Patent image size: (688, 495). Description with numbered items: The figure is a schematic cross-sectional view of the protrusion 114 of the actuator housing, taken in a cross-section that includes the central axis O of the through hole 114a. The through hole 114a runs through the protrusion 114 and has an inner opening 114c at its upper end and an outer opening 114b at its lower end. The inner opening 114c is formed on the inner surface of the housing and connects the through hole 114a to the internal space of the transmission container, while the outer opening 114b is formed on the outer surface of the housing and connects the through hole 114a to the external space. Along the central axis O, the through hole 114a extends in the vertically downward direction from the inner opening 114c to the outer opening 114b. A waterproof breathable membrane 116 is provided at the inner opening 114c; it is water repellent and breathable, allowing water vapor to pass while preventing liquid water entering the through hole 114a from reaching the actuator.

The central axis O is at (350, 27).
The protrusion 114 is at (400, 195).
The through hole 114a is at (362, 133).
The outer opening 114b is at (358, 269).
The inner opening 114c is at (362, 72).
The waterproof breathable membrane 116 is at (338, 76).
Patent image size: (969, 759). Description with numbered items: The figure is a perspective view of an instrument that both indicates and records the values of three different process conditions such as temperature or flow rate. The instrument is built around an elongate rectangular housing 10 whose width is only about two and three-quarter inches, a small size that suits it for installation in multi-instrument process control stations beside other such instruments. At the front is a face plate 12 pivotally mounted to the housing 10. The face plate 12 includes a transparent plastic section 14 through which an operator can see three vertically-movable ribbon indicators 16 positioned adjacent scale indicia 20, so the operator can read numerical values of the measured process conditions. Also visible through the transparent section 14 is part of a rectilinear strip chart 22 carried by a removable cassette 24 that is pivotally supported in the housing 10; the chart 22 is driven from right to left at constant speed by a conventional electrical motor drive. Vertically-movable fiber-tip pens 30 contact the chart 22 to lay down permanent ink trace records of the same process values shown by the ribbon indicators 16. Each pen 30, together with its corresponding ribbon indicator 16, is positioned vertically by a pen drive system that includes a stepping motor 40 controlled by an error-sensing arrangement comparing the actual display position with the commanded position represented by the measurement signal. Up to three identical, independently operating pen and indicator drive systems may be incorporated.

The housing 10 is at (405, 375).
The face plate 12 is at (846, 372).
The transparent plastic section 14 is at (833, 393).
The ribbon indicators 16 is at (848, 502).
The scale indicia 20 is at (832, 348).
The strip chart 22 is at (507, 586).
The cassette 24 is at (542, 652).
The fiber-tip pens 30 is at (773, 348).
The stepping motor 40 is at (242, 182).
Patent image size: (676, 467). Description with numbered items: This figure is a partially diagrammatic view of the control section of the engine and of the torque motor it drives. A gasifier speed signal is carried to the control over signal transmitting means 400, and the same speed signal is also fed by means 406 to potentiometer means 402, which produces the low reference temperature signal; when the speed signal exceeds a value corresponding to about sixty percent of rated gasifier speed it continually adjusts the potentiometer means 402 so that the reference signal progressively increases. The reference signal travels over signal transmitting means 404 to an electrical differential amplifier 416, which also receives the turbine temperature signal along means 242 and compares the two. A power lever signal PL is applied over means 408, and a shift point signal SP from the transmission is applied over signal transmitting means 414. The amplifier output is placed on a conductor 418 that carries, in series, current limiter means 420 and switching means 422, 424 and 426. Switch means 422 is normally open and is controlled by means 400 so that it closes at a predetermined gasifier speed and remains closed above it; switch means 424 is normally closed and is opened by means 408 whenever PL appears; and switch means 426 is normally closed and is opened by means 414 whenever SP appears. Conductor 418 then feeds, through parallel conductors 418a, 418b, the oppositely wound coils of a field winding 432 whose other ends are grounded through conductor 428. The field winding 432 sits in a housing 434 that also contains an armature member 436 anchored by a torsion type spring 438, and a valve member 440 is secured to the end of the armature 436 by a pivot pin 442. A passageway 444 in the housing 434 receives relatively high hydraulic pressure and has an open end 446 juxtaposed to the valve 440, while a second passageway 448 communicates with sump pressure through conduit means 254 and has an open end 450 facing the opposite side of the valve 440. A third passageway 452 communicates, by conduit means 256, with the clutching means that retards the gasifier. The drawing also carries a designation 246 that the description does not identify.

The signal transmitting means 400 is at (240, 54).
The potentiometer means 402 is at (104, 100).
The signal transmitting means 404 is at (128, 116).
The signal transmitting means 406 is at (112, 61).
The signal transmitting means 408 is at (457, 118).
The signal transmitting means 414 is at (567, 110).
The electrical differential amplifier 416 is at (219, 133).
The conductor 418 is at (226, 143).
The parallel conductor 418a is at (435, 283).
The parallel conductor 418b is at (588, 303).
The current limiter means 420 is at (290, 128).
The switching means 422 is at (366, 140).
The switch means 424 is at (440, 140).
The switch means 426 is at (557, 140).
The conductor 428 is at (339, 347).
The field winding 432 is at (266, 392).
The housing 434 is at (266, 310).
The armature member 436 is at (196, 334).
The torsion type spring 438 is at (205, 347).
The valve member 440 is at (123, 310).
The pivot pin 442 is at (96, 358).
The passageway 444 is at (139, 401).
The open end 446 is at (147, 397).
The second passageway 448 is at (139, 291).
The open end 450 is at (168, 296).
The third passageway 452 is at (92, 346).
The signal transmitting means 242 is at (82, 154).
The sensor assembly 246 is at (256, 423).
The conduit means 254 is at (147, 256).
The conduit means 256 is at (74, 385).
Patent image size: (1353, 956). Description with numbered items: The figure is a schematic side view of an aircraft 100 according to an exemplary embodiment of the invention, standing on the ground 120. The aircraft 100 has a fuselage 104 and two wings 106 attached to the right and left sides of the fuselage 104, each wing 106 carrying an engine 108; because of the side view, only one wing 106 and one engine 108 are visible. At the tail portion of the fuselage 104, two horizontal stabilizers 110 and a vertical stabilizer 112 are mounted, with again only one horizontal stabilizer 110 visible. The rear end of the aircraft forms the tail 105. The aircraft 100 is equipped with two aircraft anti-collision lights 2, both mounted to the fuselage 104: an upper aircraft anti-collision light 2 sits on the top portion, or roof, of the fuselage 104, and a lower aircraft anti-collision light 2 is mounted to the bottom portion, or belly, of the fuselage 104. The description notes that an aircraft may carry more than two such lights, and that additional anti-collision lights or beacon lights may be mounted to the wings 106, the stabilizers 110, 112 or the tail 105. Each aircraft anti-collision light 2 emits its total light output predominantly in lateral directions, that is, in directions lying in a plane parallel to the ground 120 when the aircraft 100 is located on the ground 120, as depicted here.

▬▬▬

• _GIVEN EXERCISE_: Repeat every line of the material above word for word, changing nothing.

• _COMPLETE ANSWER_:
Patent image size: (688, 495). Description with numbered items: The figure is a schematic cross-sectional view of the protrusion 114 of the actuator housing, taken in a cross-section that includes the central axis O of the through hole 114a. The through hole 114a runs through the protrusion 114 and has an inner opening 114c at its upper end and an outer opening 114b at its lower end. The inner opening 114c is formed on the inner surface of the housing and connects the through hole 114a to the internal space of the transmission container, while the outer opening 114b is formed on the outer surface of the housing and connects the through hole 114a to the external space. Along the central axis O, the through hole 114a extends in the vertically downward direction from the inner opening 114c to the outer opening 114b. A waterproof breathable membrane 116 is provided at the inner opening 114c; it is water repellent and breathable, allowing water vapor to pass while preventing liquid water entering the through hole 114a from reaching the actuator.

The central axis O is at (350, 27).
The protrusion 114 is at (400, 195).
The through hole 114a is at (362, 133).
The outer opening 114b is at (358, 269).
The inner opening 114c is at (362, 72).
The waterproof breathable membrane 116 is at (338, 76).
Patent image size: (969, 759). Description with numbered items: The figure is a perspective view of an instrument that both indicates and records the values of three different process conditions such as temperature or flow rate. The instrument is built around an elongate rectangular housing 10 whose width is only about two and three-quarter inches, a small size that suits it for installation in multi-instrument process control stations beside other such instruments. At the front is a face plate 12 pivotally mounted to the housing 10. The face plate 12 includes a transparent plastic section 14 through which an operator can see three vertically-movable ribbon indicators 16 positioned adjacent scale indicia 20, so the operator can read numerical values of the measured process conditions. Also visible through the transparent section 14 is part of a rectilinear strip chart 22 carried by a removable cassette 24 that is pivotally supported in the housing 10; the chart 22 is driven from right to left at constant speed by a conventional electrical motor drive. Vertically-movable fiber-tip pens 30 contact the chart 22 to lay down permanent ink trace records of the same process values shown by the ribbon indicators 16. Each pen 30, together with its corresponding ribbon indicator 16, is positioned vertically by a pen drive system that includes a stepping motor 40 controlled by an error-sensing arrangement comparing the actual display position with the commanded position represented by the measurement signal. Up to three identical, independently operating pen and indicator drive systems may be incorporated.

The housing 10 is at (405, 375).
The face plate 12 is at (846, 372).
The transparent plastic section 14 is at (833, 393).
The ribbon indicators 16 is at (848, 502).
The scale indicia 20 is at (832, 348).
The strip chart 22 is at (507, 586).
The cassette 24 is at (542, 652).
The fiber-tip pens 30 is at (773, 348).
The stepping motor 40 is at (242, 182).
Patent image size: (676, 467). Description with numbered items: This figure is a partially diagrammatic view of the control section of the engine and of the torque motor it drives. A gasifier speed signal is carried to the control over signal transmitting means 400, and the same speed signal is also fed by means 406 to potentiometer means 402, which produces the low reference temperature signal; when the speed signal exceeds a value corresponding to about sixty percent of rated gasifier speed it continually adjusts the potentiometer means 402 so that the reference signal progressively increases. The reference signal travels over signal transmitting means 404 to an electrical differential amplifier 416, which also receives the turbine temperature signal along means 242 and compares the two. A power lever signal PL is applied over means 408, and a shift point signal SP from the transmission is applied over signal transmitting means 414. The amplifier output is placed on a conductor 418 that carries, in series, current limiter means 420 and switching means 422, 424 and 426. Switch means 422 is normally open and is controlled by means 400 so that it closes at a predetermined gasifier speed and remains closed above it; switch means 424 is normally closed and is opened by means 408 whenever PL appears; and switch means 426 is normally closed and is opened by means 414 whenever SP appears. Conductor 418 then feeds, through parallel conductors 418a, 418b, the oppositely wound coils of a field winding 432 whose other ends are grounded through conductor 428. The field winding 432 sits in a housing 434 that also contains an armature member 436 anchored by a torsion type spring 438, and a valve member 440 is secured to the end of the armature 436 by a pivot pin 442. A passageway 444 in the housing 434 receives relatively high hydraulic pressure and has an open end 446 juxtaposed to the valve 440, while a second passageway 448 communicates with sump pressure through conduit means 254 and has an open end 450 facing the opposite side of the valve 440. A third passageway 452 communicates, by conduit means 256, with the clutching means that retards the gasifier. The drawing also carries a designation 246 that the description does not identify.

The signal transmitting means 400 is at (240, 54).
The potentiometer means 402 is at (104, 100).
The signal transmitting means 404 is at (128, 116).
The signal transmitting means 406 is at (112, 61).
The signal transmitting means 408 is at (457, 118).
The signal transmitting means 414 is at (567, 110).
The electrical differential amplifier 416 is at (219, 133).
The conductor 418 is at (226, 143).
The parallel conductor 418a is at (435, 283).
The parallel conductor 418b is at (588, 303).
The current limiter means 420 is at (290, 128).
The switching means 422 is at (366, 140).
The switch means 424 is at (440, 140).
The switch means 426 is at (557, 140).
The conductor 428 is at (339, 347).
The field winding 432 is at (266, 392).
The housing 434 is at (266, 310).
The armature member 436 is at (196, 334).
The torsion type spring 438 is at (205, 347).
The valve member 440 is at (123, 310).
The pivot pin 442 is at (96, 358).
The passageway 444 is at (139, 401).
The open end 446 is at (147, 397).
The second passageway 448 is at (139, 291).
The open end 450 is at (168, 296).
The third passageway 452 is at (92, 346).
The signal transmitting means 242 is at (82, 154).
The sensor assembly 246 is at (256, 423).
The conduit means 254 is at (147, 256).
The conduit means 256 is at (74, 385).
Patent image size: (1353, 956). Description with numbered items: The figure is a schematic side view of an aircraft 100 according to an exemplary embodiment of the invention, standing on the ground 120. The aircraft 100 has a fuselage 104 and two wings 106 attached to the right and left sides of the fuselage 104, each wing 106 carrying an engine 108; because of the side view, only one wing 106 and one engine 108 are visible. At the tail portion of the fuselage 104, two horizontal stabilizers 110 and a vertical stabilizer 112 are mounted, with again only one horizontal stabilizer 110 visible. The rear end of the aircraft forms the tail 105. The aircraft 100 is equipped with two aircraft anti-collision lights 2, both mounted to the fuselage 104: an upper aircraft anti-collision light 2 sits on the top portion, or roof, of the fuselage 104, and a lower aircraft anti-collision light 2 is mounted to the bottom portion, or belly, of the fuselage 104. The description notes that an aircraft may carry more than two such lights, and that additional anti-collision lights or beacon lights may be mounted to the wings 106, the stabilizers 110, 112 or the tail 105. Each aircraft anti-collision light 2 emits its total light output predominantly in lateral directions, that is, in directions lying in a plane parallel to the ground 120 when the aircraft 100 is located on the ground 120, as depicted here.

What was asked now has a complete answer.